COMPLETE THE FOLLOWING
(1) Write out the stretch of rows from the first row through the line that contains "FancyBboxPatch shape (28, 315, 1378, 351)", both ends included, with each line left unchanged.
(2) Write what comes next in the conversation about litigation management and negotiation, picking up after its last sentence.

SELECTED TEXT
_ _ _ _ _ _ _

And so here’s where I—I don’t want to jump off to another topic, but I have merely—I’ve talked in my career why I wrote this book, and here’s, you know, here’s my book, The Disruptive Lawyer’s Little Black Book of Litigation Management. I got a negotiation book too, but there you go. Why wrote this book—and it’s free so I’m not like trying to, you know, make money here…

[21:46] Bill Kanasky You plug it baby, you plug it.

[21:46] Bill Mitchell My book is this: I for the first 20 years of my career I would talk to claims people and their number one issue was—because I hate lawyers that say they’re going to win at trial, they bill 100 grand and literally the week before trial suddenly say, “We need $500,000 more to settle the case.” And, and I asked, “Well, what happened?” And of course they come up with some BS reason, “Oh well they got an expert.” Well, no, they were gonna get an expert, you know. So, so the—so based on that, that was number one. Number two, when I do these seminars everywhere on litigation management and I ask the same question to everybody—I was just at CLM and spoke to maybe 300 people and I asked everybody in the room—I got my calculator out—”Okay, there’s 300 people in the room. You’re all handling about 150 claims in, in over two years. That’s 300 claims. So, 300 times 300 is what, 90,000? Raise your hand if you tried to case in the last two years.” Literally six people raise their hand.

[22:48] Bill Kanasky Wow.

[22:54] Bill Mitchell And then two will raise their hand say, “I tried two.” It literally is in most get, get rid of the, the the um, the um, low-limit auto cases—State Farm, Allstate, Geico—$50,000-type cases. 95% of all cases settle, and less than 1% go to trial. So, my question to you is: if you know 95% of all your cases are going to settle, when are you going to settle them? After you pay me five grand? 15? 40? 100? Strategically, there might reasons to pay me 100. But if you know it’s going to settle 95% of the time, why aren’t you hiring dealmakers that can find ways to resolve cases more economically and efficiently? And what I realized when I studied it: no one’s training lawyers how to negotiate and claims people how to negotiate. So I created this book.

[23:51] Bill Kanasky That—that is, that is fantastic. And um, again, it’s like you’re the only guy that’s been that—been screaming this at the top of your, your lungs. I think this is really, really uh, important stuff. So this, this is—this is really good.

[24:05] Bill Mitchell Now you probably saw my LinkedIn. I, I said, “Wandering through the desert by myself screaming,” you know. I had this guy call me. He said, “I watch—I read all your LinkedIns, I love them, and I want to figure out how to implement your philosophy in my organization where I’m like a mid-tier guy and no one listens to me.” And, and we had a great talk and, and said the bottom line is we’ve had dinosaur lawyer panel counsel for 20 years and they just don’t listen. And I said, “Well then number one, you need to be on every call with the plaintiff’s lawyer at the very beginning to find out what you’re fighting about.” Because negotiations is a nuanced dance. And if you listen to the call, you will know if you can resolve the case. You got to set up expectations for your counsel saying, “If you’re economical and efficient, I’ll use you again.” Um, but until you trust them, you got to be more involved. And if they’re filing MSJs, why are they filing a motion for summary judgment? Give me the case on point. I mean, I talked to so many claims people—I think that I think MSJ success is under 10%.

_ _ _ _ _ _ _

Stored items
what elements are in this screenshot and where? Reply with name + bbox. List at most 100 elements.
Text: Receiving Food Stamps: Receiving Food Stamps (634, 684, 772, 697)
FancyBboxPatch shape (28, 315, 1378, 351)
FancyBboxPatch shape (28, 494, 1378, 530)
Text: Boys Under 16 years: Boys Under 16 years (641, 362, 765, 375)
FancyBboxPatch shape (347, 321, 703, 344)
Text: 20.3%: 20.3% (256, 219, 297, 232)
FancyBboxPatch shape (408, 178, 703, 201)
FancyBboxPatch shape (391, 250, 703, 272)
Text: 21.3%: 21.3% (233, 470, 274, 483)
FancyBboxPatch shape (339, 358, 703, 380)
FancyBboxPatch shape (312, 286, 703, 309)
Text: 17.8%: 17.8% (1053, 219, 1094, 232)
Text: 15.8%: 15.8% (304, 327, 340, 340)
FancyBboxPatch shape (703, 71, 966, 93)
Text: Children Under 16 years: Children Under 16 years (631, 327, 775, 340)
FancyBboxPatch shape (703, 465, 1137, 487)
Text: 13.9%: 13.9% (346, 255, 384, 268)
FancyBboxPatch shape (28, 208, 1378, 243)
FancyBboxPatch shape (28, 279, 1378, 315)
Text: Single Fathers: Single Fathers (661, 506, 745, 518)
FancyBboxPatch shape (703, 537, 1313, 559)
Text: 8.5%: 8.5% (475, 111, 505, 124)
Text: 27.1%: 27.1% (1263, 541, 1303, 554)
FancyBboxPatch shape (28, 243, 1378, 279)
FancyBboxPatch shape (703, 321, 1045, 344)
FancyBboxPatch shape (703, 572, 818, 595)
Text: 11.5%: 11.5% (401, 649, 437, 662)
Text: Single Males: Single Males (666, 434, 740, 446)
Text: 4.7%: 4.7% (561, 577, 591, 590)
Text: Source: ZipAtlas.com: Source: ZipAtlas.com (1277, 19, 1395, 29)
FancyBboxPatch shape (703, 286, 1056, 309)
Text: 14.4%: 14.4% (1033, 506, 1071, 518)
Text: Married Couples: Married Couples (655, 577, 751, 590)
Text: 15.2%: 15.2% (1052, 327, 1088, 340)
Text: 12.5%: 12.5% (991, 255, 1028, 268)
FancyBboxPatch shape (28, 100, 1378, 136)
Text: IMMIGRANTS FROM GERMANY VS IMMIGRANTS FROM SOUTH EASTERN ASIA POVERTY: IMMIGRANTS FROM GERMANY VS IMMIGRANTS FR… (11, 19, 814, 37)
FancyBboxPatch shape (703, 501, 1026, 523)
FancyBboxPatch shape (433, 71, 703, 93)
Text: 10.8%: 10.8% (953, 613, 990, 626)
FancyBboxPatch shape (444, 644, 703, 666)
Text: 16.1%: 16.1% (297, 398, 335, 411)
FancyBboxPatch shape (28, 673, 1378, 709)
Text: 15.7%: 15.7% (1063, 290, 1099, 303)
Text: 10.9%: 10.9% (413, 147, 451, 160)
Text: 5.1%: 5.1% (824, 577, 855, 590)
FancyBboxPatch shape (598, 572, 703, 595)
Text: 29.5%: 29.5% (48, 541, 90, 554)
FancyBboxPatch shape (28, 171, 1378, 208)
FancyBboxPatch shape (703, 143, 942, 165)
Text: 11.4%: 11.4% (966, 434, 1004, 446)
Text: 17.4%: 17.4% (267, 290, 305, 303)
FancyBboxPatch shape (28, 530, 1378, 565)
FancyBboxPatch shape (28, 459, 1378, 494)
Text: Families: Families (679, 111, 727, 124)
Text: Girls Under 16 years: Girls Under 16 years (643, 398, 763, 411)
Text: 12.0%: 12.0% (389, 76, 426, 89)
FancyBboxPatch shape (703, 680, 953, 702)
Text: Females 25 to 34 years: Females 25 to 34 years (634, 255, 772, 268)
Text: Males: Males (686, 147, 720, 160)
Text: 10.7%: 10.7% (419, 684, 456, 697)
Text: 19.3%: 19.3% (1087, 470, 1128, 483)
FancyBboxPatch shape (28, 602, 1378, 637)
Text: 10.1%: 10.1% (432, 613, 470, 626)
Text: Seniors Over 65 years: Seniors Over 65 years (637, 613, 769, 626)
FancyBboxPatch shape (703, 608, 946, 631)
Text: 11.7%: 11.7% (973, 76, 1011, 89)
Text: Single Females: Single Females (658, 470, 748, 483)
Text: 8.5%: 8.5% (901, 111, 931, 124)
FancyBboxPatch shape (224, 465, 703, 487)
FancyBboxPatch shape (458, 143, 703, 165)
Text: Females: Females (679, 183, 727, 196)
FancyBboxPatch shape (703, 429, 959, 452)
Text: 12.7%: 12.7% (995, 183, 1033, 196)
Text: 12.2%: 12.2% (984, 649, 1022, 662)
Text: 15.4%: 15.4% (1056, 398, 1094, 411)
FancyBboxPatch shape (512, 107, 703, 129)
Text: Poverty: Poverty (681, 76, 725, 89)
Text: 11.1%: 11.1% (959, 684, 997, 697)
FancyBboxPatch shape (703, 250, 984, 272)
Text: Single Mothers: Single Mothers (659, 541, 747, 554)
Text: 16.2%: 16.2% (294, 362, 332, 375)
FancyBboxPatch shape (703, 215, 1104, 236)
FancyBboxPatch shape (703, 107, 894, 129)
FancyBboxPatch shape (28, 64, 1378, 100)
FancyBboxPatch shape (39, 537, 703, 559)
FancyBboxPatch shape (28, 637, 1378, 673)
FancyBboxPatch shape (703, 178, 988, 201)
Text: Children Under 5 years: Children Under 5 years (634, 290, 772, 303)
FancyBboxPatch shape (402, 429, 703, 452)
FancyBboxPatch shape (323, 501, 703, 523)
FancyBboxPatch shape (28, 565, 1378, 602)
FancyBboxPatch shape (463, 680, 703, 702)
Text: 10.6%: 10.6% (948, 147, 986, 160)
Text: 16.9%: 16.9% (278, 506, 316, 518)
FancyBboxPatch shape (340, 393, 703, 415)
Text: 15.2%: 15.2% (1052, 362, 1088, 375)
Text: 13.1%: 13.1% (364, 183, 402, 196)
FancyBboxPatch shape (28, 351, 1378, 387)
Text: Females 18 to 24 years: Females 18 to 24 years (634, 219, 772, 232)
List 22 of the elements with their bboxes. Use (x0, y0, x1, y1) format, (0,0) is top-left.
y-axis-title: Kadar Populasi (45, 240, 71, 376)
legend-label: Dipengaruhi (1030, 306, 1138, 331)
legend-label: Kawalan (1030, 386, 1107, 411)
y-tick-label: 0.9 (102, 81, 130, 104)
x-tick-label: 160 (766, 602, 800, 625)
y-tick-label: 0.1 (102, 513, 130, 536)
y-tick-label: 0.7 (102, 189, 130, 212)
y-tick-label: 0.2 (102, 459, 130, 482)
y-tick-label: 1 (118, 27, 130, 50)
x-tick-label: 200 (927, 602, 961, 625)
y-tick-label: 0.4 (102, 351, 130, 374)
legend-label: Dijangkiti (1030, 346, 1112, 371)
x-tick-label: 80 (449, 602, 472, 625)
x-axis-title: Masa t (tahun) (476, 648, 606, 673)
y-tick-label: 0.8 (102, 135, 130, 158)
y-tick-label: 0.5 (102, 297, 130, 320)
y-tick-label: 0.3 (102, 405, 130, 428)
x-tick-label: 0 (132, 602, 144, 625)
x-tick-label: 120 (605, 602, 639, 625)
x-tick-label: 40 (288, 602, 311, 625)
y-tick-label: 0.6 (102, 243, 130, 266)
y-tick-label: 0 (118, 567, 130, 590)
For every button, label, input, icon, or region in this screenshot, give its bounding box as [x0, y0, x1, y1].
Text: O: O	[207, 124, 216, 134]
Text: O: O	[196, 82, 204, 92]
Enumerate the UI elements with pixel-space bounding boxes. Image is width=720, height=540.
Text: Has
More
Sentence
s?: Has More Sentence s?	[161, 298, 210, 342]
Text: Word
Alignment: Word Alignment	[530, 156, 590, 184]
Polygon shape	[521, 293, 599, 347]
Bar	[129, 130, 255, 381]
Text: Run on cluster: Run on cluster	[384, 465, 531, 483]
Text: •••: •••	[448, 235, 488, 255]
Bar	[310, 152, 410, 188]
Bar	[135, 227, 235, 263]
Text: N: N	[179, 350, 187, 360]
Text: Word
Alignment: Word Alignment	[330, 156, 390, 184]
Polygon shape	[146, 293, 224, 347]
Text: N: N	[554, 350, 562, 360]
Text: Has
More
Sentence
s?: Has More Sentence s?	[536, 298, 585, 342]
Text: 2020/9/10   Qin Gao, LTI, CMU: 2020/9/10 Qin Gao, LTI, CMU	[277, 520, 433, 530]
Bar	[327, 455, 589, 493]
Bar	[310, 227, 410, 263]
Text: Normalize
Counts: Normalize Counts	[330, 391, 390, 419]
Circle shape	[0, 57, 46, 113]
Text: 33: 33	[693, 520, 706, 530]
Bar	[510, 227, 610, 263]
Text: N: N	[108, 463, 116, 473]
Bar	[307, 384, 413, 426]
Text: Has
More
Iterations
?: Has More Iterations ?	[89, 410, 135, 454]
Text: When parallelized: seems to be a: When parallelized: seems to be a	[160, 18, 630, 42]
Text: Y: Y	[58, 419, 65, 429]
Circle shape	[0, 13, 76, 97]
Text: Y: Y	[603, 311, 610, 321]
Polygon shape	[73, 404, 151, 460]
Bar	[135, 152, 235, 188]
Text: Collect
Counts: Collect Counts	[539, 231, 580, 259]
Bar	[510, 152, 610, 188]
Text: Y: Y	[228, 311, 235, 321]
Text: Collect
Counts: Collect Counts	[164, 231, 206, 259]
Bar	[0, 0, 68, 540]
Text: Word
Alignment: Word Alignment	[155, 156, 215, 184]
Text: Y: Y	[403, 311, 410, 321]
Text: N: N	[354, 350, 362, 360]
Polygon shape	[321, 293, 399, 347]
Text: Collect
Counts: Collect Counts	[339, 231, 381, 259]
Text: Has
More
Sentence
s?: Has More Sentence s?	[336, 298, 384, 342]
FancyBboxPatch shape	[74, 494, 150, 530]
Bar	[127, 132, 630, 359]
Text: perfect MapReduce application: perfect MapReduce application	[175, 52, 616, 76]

_ _ _ _ _ _ _

ANSWERS PROVIDED
(1)
what elements are in this screenshot and where? Reply with name + bbox. List at most 100 elements.
Text: Receiving Food Stamps: Receiving Food Stamps (634, 684, 772, 697)
FancyBboxPatch shape (28, 315, 1378, 351)

(2)
[25:12] Bill Kanasky Wow.

[25:14] Bill Mitchell So, so you better have a really, really, really good reason why you’re filing an MSJ.

[25:18] Bill Kanasky This is great stuff, Bill. So, when you have a—so kind of the final scenario here—when you, and I’m sure this is—this happens, right? You have a client that’s emotional, right? Maybe angry and um, perhaps uh, overconfident. That—that’s a bad combo. And they can’t—how do you communicate with your own client when they’re seeing—they’re not, they’re not seeing things in a realistic manner, without pissing off your own client and and trying to bring them down the reality? Because oftentimes because of the nature of the case, uh, they’re upset or they’re angry and like they kind of refuse to see their own flaws in the case and that, that can lead to terrible decision-making.

[26:10] Bill Mitchell Well I think there’s number one, I have credibility with many of my clients, which makes it easy. Or they know I’ve tried cases. They’re not—they know I’m not afraid to try cases. Um, I’ve never had a nuclear verdict against me. You know, there’s a lot of evidence out there that I talked to so many plaintiff’s lawyers who say, “We would sell this case for two million and we got 80 million or 20,” or right? You live that.

[26:33] Bill Kanasky Yeah.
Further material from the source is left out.